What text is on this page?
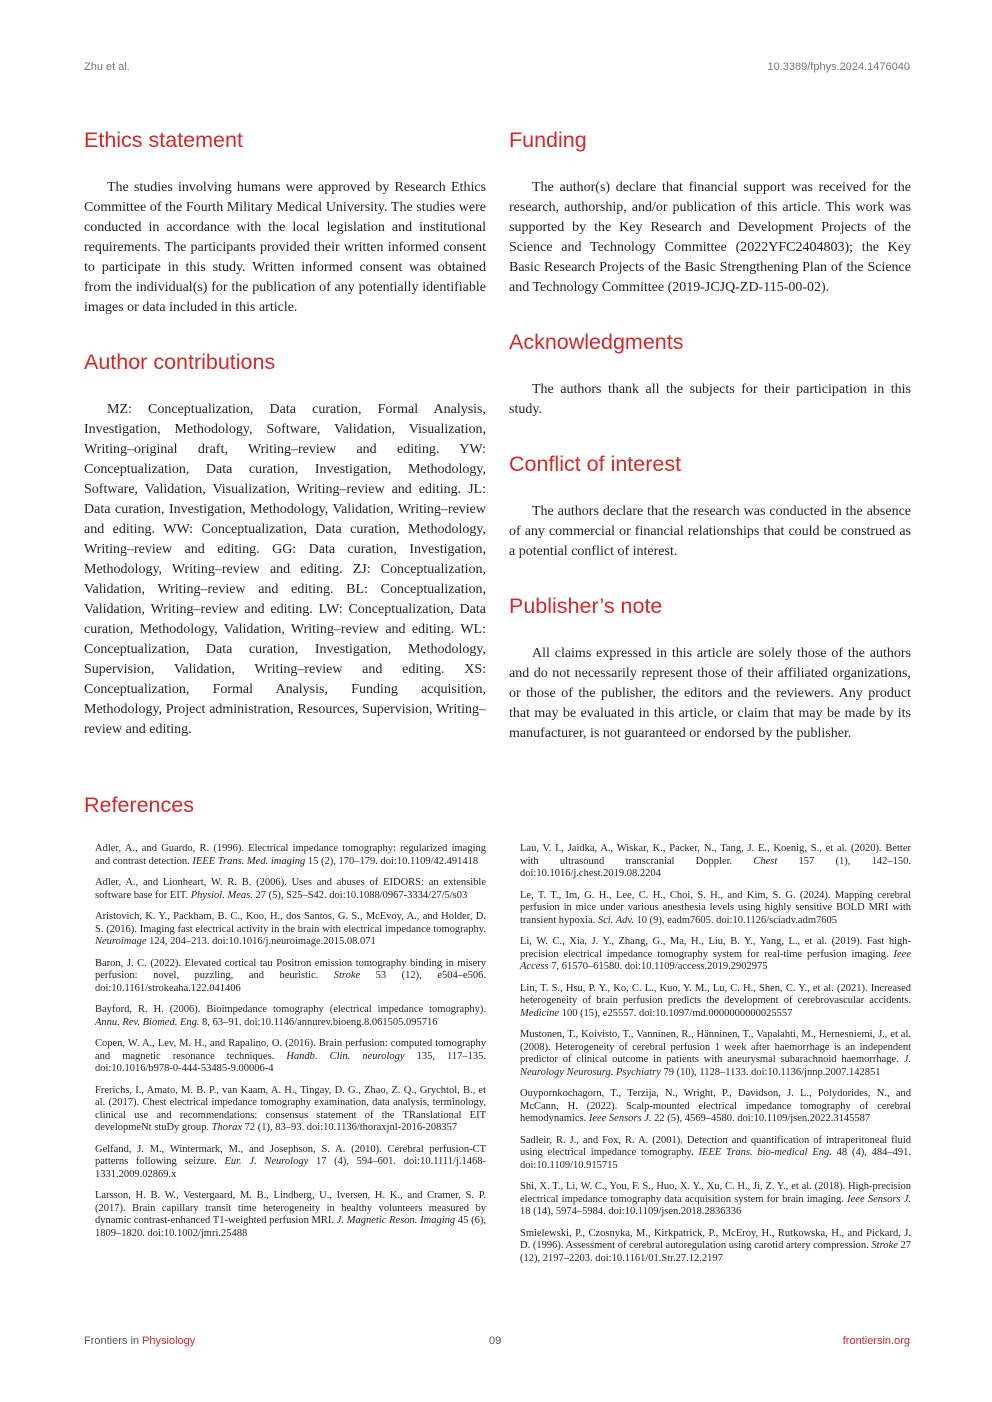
Zhu et al.	10.3389/fphys.2024.1476040
Ethics statement

The studies involving humans were approved by Research Ethics Committee of the Fourth Military Medical University. The studies were conducted in accordance with the local legislation and institutional requirements. The participants provided their written informed consent to participate in this study. Written informed consent was obtained from the individual(s) for the publication of any potentially identifiable images or data included in this article.

Author contributions

MZ: Conceptualization, Data curation, Formal Analysis, Investigation, Methodology, Software, Validation, Visualization, Writing–original draft, Writing–review and editing. YW: Conceptualization, Data curation, Investigation, Methodology, Software, Validation, Visualization, Writing–review and editing. JL: Data curation, Investigation, Methodology, Validation, Writing–review and editing. WW: Conceptualization, Data curation, Methodology, Writing–review and editing. GG: Data curation, Investigation, Methodology, Writing–review and editing. ZJ: Conceptualization, Validation, Writing–review and editing. BL: Conceptualization, Validation, Writing–review and editing. LW: Conceptualization, Data curation, Methodology, Validation, Writing–review and editing. WL: Conceptualization, Data curation, Investigation, Methodology, Supervision, Validation, Writing–review and editing. XS: Conceptualization, Formal Analysis, Funding acquisition, Methodology, Project administration, Resources, Supervision, Writing–review and editing.

Funding

The author(s) declare that financial support was received for the research, authorship, and/or publication of this article. This work was supported by the Key Research and Development Projects of the Science and Technology Committee (2022YFC2404803); the Key Basic Research Projects of the Basic Strengthening Plan of the Science and Technology Committee (2019-JCJQ-ZD-115-00-02).

Acknowledgments

The authors thank all the subjects for their participation in this study.

Conflict of interest

The authors declare that the research was conducted in the absence of any commercial or financial relationships that could be construed as a potential conflict of interest.

Publisher’s note

All claims expressed in this article are solely those of the authors and do not necessarily represent those of their affiliated organizations, or those of the publisher, the editors and the reviewers. Any product that may be evaluated in this article, or claim that may be made by its manufacturer, is not guaranteed or endorsed by the publisher.

References

Adler, A., and Guardo, R. (1996). Electrical impedance tomography: regularized imaging and contrast detection. IEEE Trans. Med. imaging 15 (2), 170–179. doi:10.1109/42.491418

Adler, A., and Lionheart, W. R. B. (2006). Uses and abuses of EIDORS: an extensible software base for EIT. Physiol. Meas. 27 (5), S25–S42. doi:10.1088/0967-3334/27/5/s03

Aristovich, K. Y., Packham, B. C., Koo, H., dos Santos, G. S., McEvoy, A., and Holder, D. S. (2016). Imaging fast electrical activity in the brain with electrical impedance tomography. Neuroimage 124, 204–213. doi:10.1016/j.neuroimage.2015.08.071

Baron, J. C. (2022). Elevated cortical tau Positron emission tomography binding in misery perfusion: novel, puzzling, and heuristic. Stroke 53 (12), e504–e506. doi:10.1161/strokeaha.122.041406

Bayford, R. H. (2006). Bioimpedance tomography (electrical impedance tomography). Annu. Rev. Biomed. Eng. 8, 63–91. doi:10.1146/annurev.bioeng.8.061505.095716

Copen, W. A., Lev, M. H., and Rapalino, O. (2016). Brain perfusion: computed tomography and magnetic resonance techniques. Handb. Clin. neurology 135, 117–135. doi:10.1016/b978-0-444-53485-9.00006-4

Frerichs, I., Amato, M. B. P., van Kaam, A. H., Tingay, D. G., Zhao, Z. Q., Grychtol, B., et al. (2017). Chest electrical impedance tomography examination, data analysis, terminology, clinical use and recommendations: consensus statement of the TRanslational EIT developmeNt stuDy group. Thorax 72 (1), 83–93. doi:10.1136/thoraxjnl-2016-208357

Gelfand, J. M., Wintermark, M., and Josephson, S. A. (2010). Cerebral perfusion-CT patterns following seizure. Eur. J. Neurology 17 (4), 594–601. doi:10.1111/j.1468-1331.2009.02869.x

Larsson, H. B. W., Vestergaard, M. B., Lindberg, U., Iversen, H. K., and Cramer, S. P. (2017). Brain capillary transit time heterogeneity in healthy volunteers measured by dynamic contrast-enhanced T1-weighted perfusion MRI. J. Magnetic Reson. Imaging 45 (6), 1809–1820. doi:10.1002/jmri.25488

Lau, V. I., Jaidka, A., Wiskar, K., Packer, N., Tang, J. E., Koenig, S., et al. (2020). Better with ultrasound transcranial Doppler. Chest 157 (1), 142–150. doi:10.1016/j.chest.2019.08.2204

Le, T. T., Im, G. H., Lee, C. H., Choi, S. H., and Kim, S. G. (2024). Mapping cerebral perfusion in mice under various anesthesia levels using highly sensitive BOLD MRI with transient hypoxia. Sci. Adv. 10 (9), eadm7605. doi:10.1126/sciadv.adm7605

Li, W. C., Xia, J. Y., Zhang, G., Ma, H., Liu, B. Y., Yang, L., et al. (2019). Fast high-precision electrical impedance tomography system for real-time perfusion imaging. Ieee Access 7, 61570–61580. doi:10.1109/access.2019.2902975

Lin, T. S., Hsu, P. Y., Ko, C. L., Kuo, Y. M., Lu, C. H., Shen, C. Y., et al. (2021). Increased heterogeneity of brain perfusion predicts the development of cerebrovascular accidents. Medicine 100 (15), e25557. doi:10.1097/md.0000000000025557

Mustonen, T., Koivisto, T., Vanninen, R., Hänninen, T., Vapalahti, M., Hernesniemi, J., et al. (2008). Heterogeneity of cerebral perfusion 1 week after haemorrhage is an independent predictor of clinical outcome in patients with aneurysmal subarachnoid haemorrhage. J. Neurology Neurosurg. Psychiatry 79 (10), 1128–1133. doi:10.1136/jnnp.2007.142851

Ouypornkochagorn, T., Terzija, N., Wright, P., Davidson, J. L., Polydorides, N., and McCann, H. (2022). Scalp-mounted electrical impedance tomography of cerebral hemodynamics. Ieee Sensors J. 22 (5), 4569–4580. doi:10.1109/jsen.2022.3145587

Sadleir, R. J., and Fox, R. A. (2001). Detection and quantification of intraperitoneal fluid using electrical impedance tomography. IEEE Trans. bio-medical Eng. 48 (4), 484–491. doi:10.1109/10.915715

Shi, X. T., Li, W. C., You, F. S., Huo, X. Y., Xu, C. H., Ji, Z. Y., et al. (2018). High-precision electrical impedance tomography data acquisition system for brain imaging. Ieee Sensors J. 18 (14), 5974–5984. doi:10.1109/jsen.2018.2836336

Smielewski, P., Czosnyka, M., Kirkpatrick, P., McEroy, H., Rutkowska, H., and Pickard, J. D. (1996). Assessment of cerebral autoregulation using carotid artery compression. Stroke 27 (12), 2197–2203. doi:10.1161/01.Str.27.12.2197

Frontiers in Physiology	09	frontiersin.org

- TASK STATEMENT -
Reproduce each line from the records that contains the word "interest".

- EXPECTED ANSWER -
Conflict of interest
The authors declare that the research was conducted in the absence of any commercial or financial relationships that could be construed as a potential conflict of interest.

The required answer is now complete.